### Entries
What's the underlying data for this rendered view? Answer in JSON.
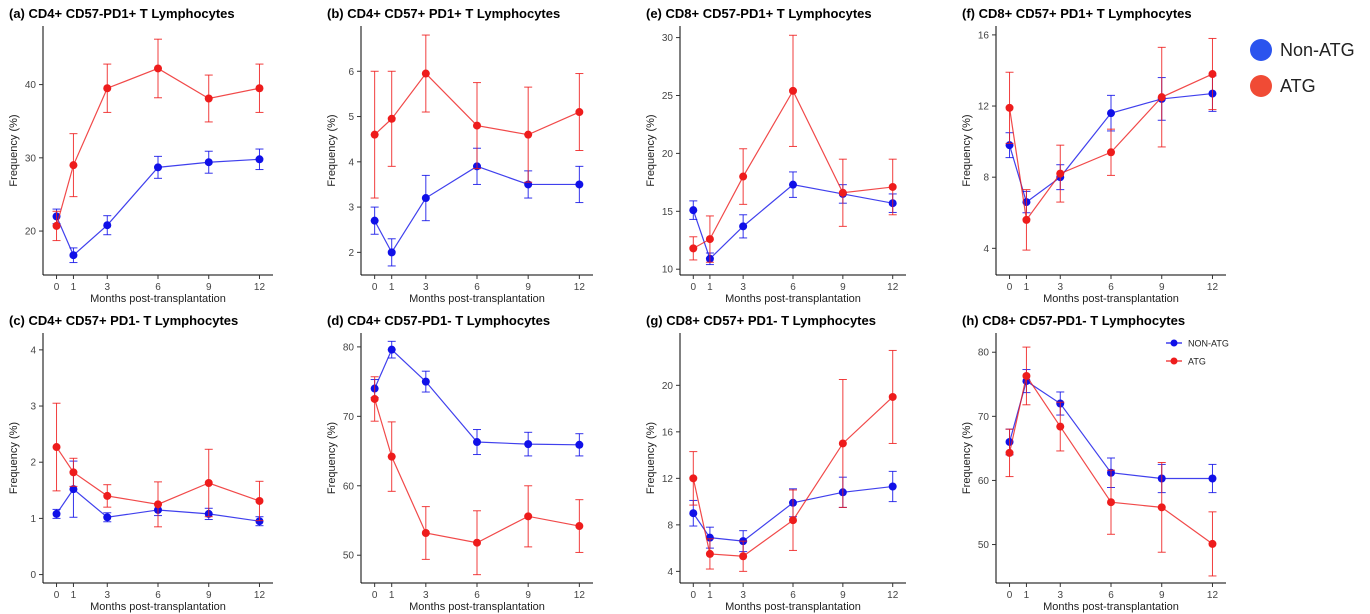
{
  "colors": {
    "non_atg": "#1010e8",
    "atg": "#ee1c1c",
    "non_atg_legend": "#2b54ee",
    "atg_legend": "#f04b35"
  },
  "legend": [
    {
      "label": "Non-ATG",
      "color": "#2b54ee"
    },
    {
      "label": "ATG",
      "color": "#f04b35"
    }
  ],
  "chart_data": [
    {
      "type": "line",
      "title": "(a) CD4+ CD57-PD1+ T Lymphocytes",
      "xlabel": "Months post-transplantation",
      "ylabel": "Frequency (%)",
      "x": [
        0,
        1,
        3,
        6,
        9,
        12
      ],
      "xticks": [
        "0",
        "1",
        "3",
        "6",
        "9",
        "12"
      ],
      "ylim": [
        14,
        48
      ],
      "yticks": [
        20,
        30,
        40
      ],
      "series": [
        {
          "key": "non_atg",
          "values": [
            22,
            16.7,
            20.8,
            28.7,
            29.4,
            29.8
          ],
          "err": [
            1.0,
            1.0,
            1.3,
            1.5,
            1.5,
            1.4
          ]
        },
        {
          "key": "atg",
          "values": [
            20.7,
            29.0,
            39.5,
            42.2,
            38.1,
            39.5
          ],
          "err": [
            2.0,
            4.3,
            3.3,
            4.0,
            3.2,
            3.3
          ]
        }
      ]
    },
    {
      "type": "line",
      "title": "(b) CD4+ CD57+ PD1+ T Lymphocytes",
      "xlabel": "Months post-transplantation",
      "ylabel": "Frequency (%)",
      "x": [
        0,
        1,
        3,
        6,
        9,
        12
      ],
      "xticks": [
        "0",
        "1",
        "3",
        "6",
        "9",
        "12"
      ],
      "ylim": [
        1.5,
        7
      ],
      "yticks": [
        2,
        3,
        4,
        5,
        6
      ],
      "series": [
        {
          "key": "non_atg",
          "values": [
            2.7,
            2.0,
            3.2,
            3.9,
            3.5,
            3.5
          ],
          "err": [
            0.3,
            0.3,
            0.5,
            0.4,
            0.3,
            0.4
          ]
        },
        {
          "key": "atg",
          "values": [
            4.6,
            4.95,
            5.95,
            4.8,
            4.6,
            5.1
          ],
          "err": [
            1.4,
            1.05,
            0.85,
            0.95,
            1.05,
            0.85
          ]
        }
      ]
    },
    {
      "type": "line",
      "title": "(e) CD8+ CD57-PD1+ T Lymphocytes",
      "xlabel": "Months post-transplantation",
      "ylabel": "Frequency (%)",
      "x": [
        0,
        1,
        3,
        6,
        9,
        12
      ],
      "xticks": [
        "0",
        "1",
        "3",
        "6",
        "9",
        "12"
      ],
      "ylim": [
        9.5,
        31
      ],
      "yticks": [
        10,
        15,
        20,
        25,
        30
      ],
      "series": [
        {
          "key": "non_atg",
          "values": [
            15.1,
            10.9,
            13.7,
            17.3,
            16.5,
            15.7
          ],
          "err": [
            0.8,
            0.5,
            1.0,
            1.1,
            0.8,
            0.8
          ]
        },
        {
          "key": "atg",
          "values": [
            11.8,
            12.6,
            18.0,
            25.4,
            16.6,
            17.1
          ],
          "err": [
            1.0,
            2.0,
            2.4,
            4.8,
            2.9,
            2.4
          ]
        }
      ]
    },
    {
      "type": "line",
      "title": "(f) CD8+ CD57+ PD1+ T Lymphocytes",
      "xlabel": "Months post-transplantation",
      "ylabel": "Frequency (%)",
      "x": [
        0,
        1,
        3,
        6,
        9,
        12
      ],
      "xticks": [
        "0",
        "1",
        "3",
        "6",
        "9",
        "12"
      ],
      "ylim": [
        2.5,
        16.5
      ],
      "yticks": [
        4,
        8,
        12,
        16
      ],
      "series": [
        {
          "key": "non_atg",
          "values": [
            9.8,
            6.6,
            8.0,
            11.6,
            12.4,
            12.7
          ],
          "err": [
            0.7,
            0.6,
            0.7,
            1.0,
            1.2,
            1.0
          ]
        },
        {
          "key": "atg",
          "values": [
            11.9,
            5.6,
            8.2,
            9.4,
            12.5,
            13.8
          ],
          "err": [
            2.0,
            1.7,
            1.6,
            1.3,
            2.8,
            2.0
          ]
        }
      ]
    },
    {
      "type": "line",
      "title": "(c) CD4+ CD57+ PD1- T Lymphocytes",
      "xlabel": "Months post-transplantation",
      "ylabel": "Frequency (%)",
      "x": [
        0,
        1,
        3,
        6,
        9,
        12
      ],
      "xticks": [
        "0",
        "1",
        "3",
        "6",
        "9",
        "12"
      ],
      "ylim": [
        -0.15,
        4.3
      ],
      "yticks": [
        0,
        1,
        2,
        3,
        4
      ],
      "series": [
        {
          "key": "non_atg",
          "values": [
            1.08,
            1.52,
            1.02,
            1.15,
            1.08,
            0.95
          ],
          "err": [
            0.08,
            0.5,
            0.08,
            0.1,
            0.1,
            0.08
          ]
        },
        {
          "key": "atg",
          "values": [
            2.27,
            1.82,
            1.4,
            1.25,
            1.63,
            1.31
          ],
          "err": [
            0.78,
            0.25,
            0.2,
            0.4,
            0.6,
            0.35
          ]
        }
      ]
    },
    {
      "type": "line",
      "title": "(d) CD4+ CD57-PD1- T Lymphocytes",
      "xlabel": "Months post-transplantation",
      "ylabel": "Frequency (%)",
      "x": [
        0,
        1,
        3,
        6,
        9,
        12
      ],
      "xticks": [
        "0",
        "1",
        "3",
        "6",
        "9",
        "12"
      ],
      "ylim": [
        46,
        82
      ],
      "yticks": [
        50,
        60,
        70,
        80
      ],
      "series": [
        {
          "key": "non_atg",
          "values": [
            74.0,
            79.6,
            75.0,
            66.3,
            66.0,
            65.9
          ],
          "err": [
            1.3,
            1.2,
            1.5,
            1.8,
            1.7,
            1.6
          ]
        },
        {
          "key": "atg",
          "values": [
            72.5,
            64.2,
            53.2,
            51.8,
            55.6,
            54.2
          ],
          "err": [
            3.2,
            5.0,
            3.8,
            4.6,
            4.4,
            3.8
          ]
        }
      ]
    },
    {
      "type": "line",
      "title": "(g) CD8+ CD57+ PD1- T Lymphocytes",
      "xlabel": "Months post-transplantation",
      "ylabel": "Frequency (%)",
      "x": [
        0,
        1,
        3,
        6,
        9,
        12
      ],
      "xticks": [
        "0",
        "1",
        "3",
        "6",
        "9",
        "12"
      ],
      "ylim": [
        3,
        24.5
      ],
      "yticks": [
        4,
        8,
        12,
        16,
        20
      ],
      "series": [
        {
          "key": "non_atg",
          "values": [
            9.0,
            6.9,
            6.6,
            9.9,
            10.8,
            11.3
          ],
          "err": [
            1.1,
            0.9,
            0.9,
            1.2,
            1.3,
            1.3
          ]
        },
        {
          "key": "atg",
          "values": [
            12.0,
            5.5,
            5.3,
            8.4,
            15.0,
            19.0
          ],
          "err": [
            2.3,
            1.3,
            1.3,
            2.6,
            5.5,
            4.0
          ]
        }
      ]
    },
    {
      "type": "line",
      "title": "(h) CD8+ CD57-PD1- T Lymphocytes",
      "xlabel": "Months post-transplantation",
      "ylabel": "Frequency (%)",
      "x": [
        0,
        1,
        3,
        6,
        9,
        12
      ],
      "xticks": [
        "0",
        "1",
        "3",
        "6",
        "9",
        "12"
      ],
      "ylim": [
        44,
        83
      ],
      "yticks": [
        50,
        60,
        70,
        80
      ],
      "series": [
        {
          "key": "non_atg",
          "values": [
            66.0,
            75.5,
            72.0,
            61.2,
            60.3,
            60.3
          ],
          "err": [
            2.0,
            1.8,
            1.8,
            2.3,
            2.2,
            2.2
          ]
        },
        {
          "key": "atg",
          "values": [
            64.3,
            76.3,
            68.4,
            56.6,
            55.8,
            50.1
          ],
          "err": [
            3.7,
            4.5,
            3.8,
            5.0,
            7.0,
            5.0
          ]
        }
      ],
      "inset_legend": [
        {
          "key": "non_atg",
          "label": "NON-ATG"
        },
        {
          "key": "atg",
          "label": "ATG"
        }
      ]
    }
  ]
}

### Required task
Select every line where the word "Lymphocytes" occurs.

### Expected output
      "title": "(a) CD4+ CD57-PD1+ T Lymphocytes",
      "title": "(b) CD4+ CD57+ PD1+ T Lymphocytes",
      "title": "(e) CD8+ CD57-PD1+ T Lymphocytes",
      "title": "(f) CD8+ CD57+ PD1+ T Lymphocytes",
      "title": "(c) CD4+ CD57+ PD1- T Lymphocytes",
      "title": "(d) CD4+ CD57-PD1- T Lymphocytes",
      "title": "(g) CD8+ CD57+ PD1- T Lymphocytes",
      "title": "(h) CD8+ CD57-PD1- T Lymphocytes",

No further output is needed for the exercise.